### Exercise goal
Everything in the data should be repeated exactly, save for the images.

### Input material
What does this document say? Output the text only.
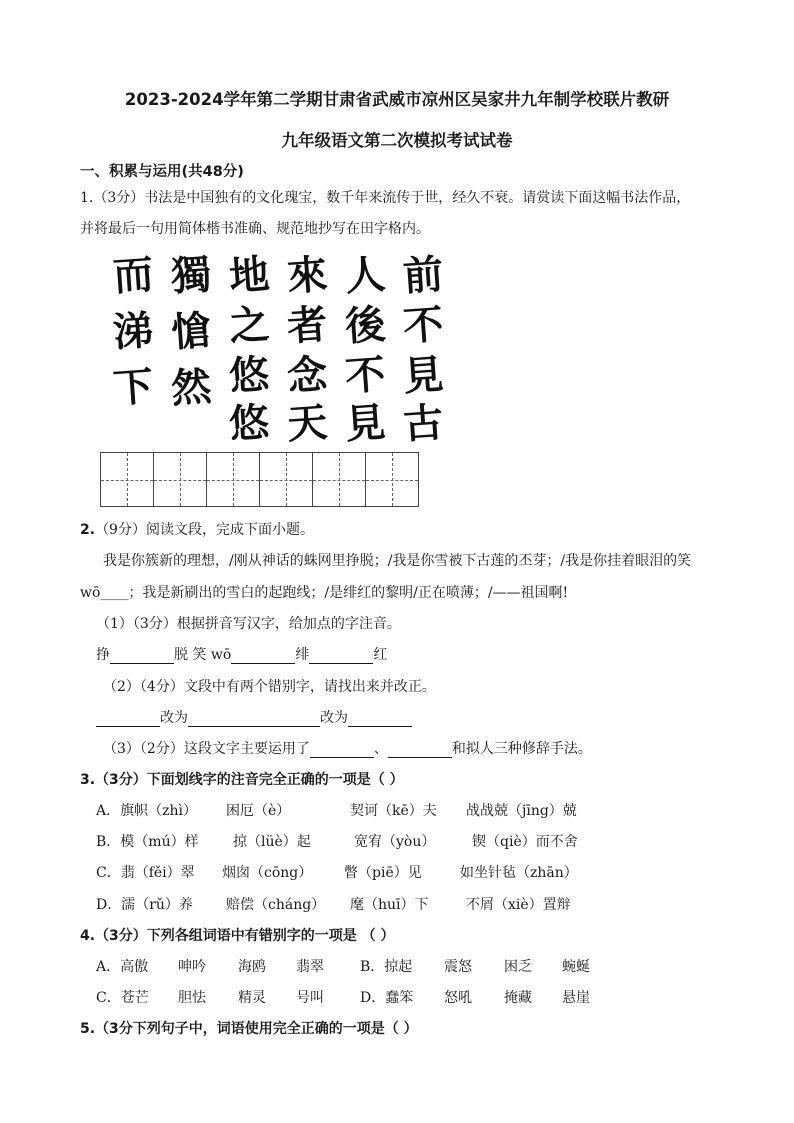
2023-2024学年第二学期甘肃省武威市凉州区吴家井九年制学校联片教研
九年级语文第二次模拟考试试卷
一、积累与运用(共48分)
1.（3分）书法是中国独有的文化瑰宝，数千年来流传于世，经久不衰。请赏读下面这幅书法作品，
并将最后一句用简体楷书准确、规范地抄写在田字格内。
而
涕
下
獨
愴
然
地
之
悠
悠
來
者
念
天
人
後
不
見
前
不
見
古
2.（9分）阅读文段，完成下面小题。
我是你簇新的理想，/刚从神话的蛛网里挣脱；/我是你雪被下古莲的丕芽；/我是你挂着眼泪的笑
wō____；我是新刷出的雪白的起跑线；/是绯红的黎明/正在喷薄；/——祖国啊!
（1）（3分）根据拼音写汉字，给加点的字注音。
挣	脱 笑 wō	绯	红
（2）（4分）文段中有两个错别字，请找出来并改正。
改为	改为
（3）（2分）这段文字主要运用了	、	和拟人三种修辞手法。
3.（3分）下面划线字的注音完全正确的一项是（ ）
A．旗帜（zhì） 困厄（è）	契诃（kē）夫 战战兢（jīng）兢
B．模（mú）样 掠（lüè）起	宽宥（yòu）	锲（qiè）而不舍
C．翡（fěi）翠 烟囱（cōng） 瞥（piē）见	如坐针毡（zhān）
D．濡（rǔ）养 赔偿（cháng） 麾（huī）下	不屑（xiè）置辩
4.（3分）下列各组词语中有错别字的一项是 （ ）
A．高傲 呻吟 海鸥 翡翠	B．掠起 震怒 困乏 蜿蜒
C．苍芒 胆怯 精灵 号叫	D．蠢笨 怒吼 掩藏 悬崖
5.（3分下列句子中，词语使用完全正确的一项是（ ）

### The solution
What does this document say? Output the text only.
2023-2024学年第二学期甘肃省武威市凉州区吴家井九年制学校联片教研
九年级语文第二次模拟考试试卷
一、积累与运用(共48分)
1.（3分）书法是中国独有的文化瑰宝，数千年来流传于世，经久不衰。请赏读下面这幅书法作品，
并将最后一句用简体楷书准确、规范地抄写在田字格内。
而
涕
下
獨
愴
然
地
之
悠
悠
來
者
念
天
人
後
不
見
前
不
見
古
2.（9分）阅读文段，完成下面小题。
我是你簇新的理想，/刚从神话的蛛网里挣脱；/我是你雪被下古莲的丕芽；/我是你挂着眼泪的笑
wō____；我是新刷出的雪白的起跑线；/是绯红的黎明/正在喷薄；/——祖国啊!
（1）（3分）根据拼音写汉字，给加点的字注音。
挣	脱 笑 wō	绯	红
（2）（4分）文段中有两个错别字，请找出来并改正。
改为	改为
（3）（2分）这段文字主要运用了	、	和拟人三种修辞手法。
3.（3分）下面划线字的注音完全正确的一项是（ ）
A．旗帜（zhì） 困厄（è）	契诃（kē）夫 战战兢（jīng）兢
B．模（mú）样 掠（lüè）起	宽宥（yòu）	锲（qiè）而不舍
C．翡（fěi）翠 烟囱（cōng） 瞥（piē）见	如坐针毡（zhān）
D．濡（rǔ）养 赔偿（cháng） 麾（huī）下	不屑（xiè）置辩
4.（3分）下列各组词语中有错别字的一项是 （ ）
A．高傲 呻吟 海鸥 翡翠	B．掠起 震怒 困乏 蜿蜒
C．苍芒 胆怯 精灵 号叫	D．蠢笨 怒吼 掩藏 悬崖
5.（3分下列句子中，词语使用完全正确的一项是（ ）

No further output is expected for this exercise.